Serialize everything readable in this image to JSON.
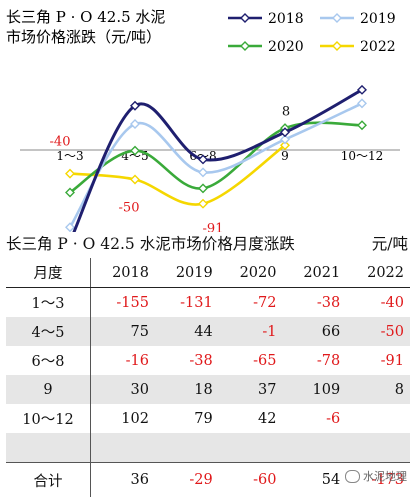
{
  "chart_data": {
    "type": "line",
    "title": "长三角 P·O 42.5 水泥市场价格涨跌（元/吨）",
    "title_lines": [
      "长三角 P · O 42.5 水泥",
      "市场价格涨跌（元/吨）"
    ],
    "categories": [
      "1～3",
      "4～5",
      "6～8",
      "9",
      "10～12"
    ],
    "series": [
      {
        "name": "2018",
        "color": "#1f1f6f",
        "values": [
          -155,
          75,
          -16,
          30,
          102
        ]
      },
      {
        "name": "2019",
        "color": "#a8c8ee",
        "values": [
          -131,
          44,
          -38,
          18,
          79
        ]
      },
      {
        "name": "2020",
        "color": "#3aaa3a",
        "values": [
          -72,
          -1,
          -65,
          37,
          42
        ]
      },
      {
        "name": "2022",
        "color": "#f5d700",
        "values": [
          -40,
          -50,
          -91,
          8,
          null
        ]
      }
    ],
    "annotations": [
      {
        "text": "-40",
        "category": "1～3",
        "value": -40,
        "color": "#e0191b"
      },
      {
        "text": "-50",
        "category": "4～5",
        "value": -50,
        "color": "#e0191b"
      },
      {
        "text": "-91",
        "category": "6～8",
        "value": -91,
        "color": "#e0191b"
      },
      {
        "text": "8",
        "category": "9",
        "value": 8,
        "color": "#111111"
      }
    ],
    "ylim": [
      -170,
      120
    ],
    "grid": false,
    "legend_position": "top-right",
    "xlabel": "",
    "ylabel": ""
  },
  "table": {
    "title": "长三角 P · O 42.5 水泥市场价格月度涨跌",
    "unit": "元/吨",
    "header": [
      "月度",
      "2018",
      "2019",
      "2020",
      "2021",
      "2022"
    ],
    "rows": [
      [
        "1～3",
        "-155",
        "-131",
        "-72",
        "-38",
        "-40"
      ],
      [
        "4～5",
        "75",
        "44",
        "-1",
        "66",
        "-50"
      ],
      [
        "6～8",
        "-16",
        "-38",
        "-65",
        "-78",
        "-91"
      ],
      [
        "9",
        "30",
        "18",
        "37",
        "109",
        "8"
      ],
      [
        "10～12",
        "102",
        "79",
        "42",
        "-6",
        ""
      ],
      [
        "",
        "",
        "",
        "",
        "",
        ""
      ]
    ],
    "total": [
      "合计",
      "36",
      "-29",
      "-60",
      "54",
      "-173"
    ]
  },
  "watermark": "水泥地理"
}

--- --- ---

Search the data above for the string "color" and copy each line that has it.

> [Task answer]:
        "color": "#1f1f6f",
        "color": "#a8c8ee",
        "color": "#3aaa3a",
        "color": "#f5d700",
        "color": "#e0191b"
        "color": "#e0191b"
        "color": "#e0191b"
        "color": "#111111"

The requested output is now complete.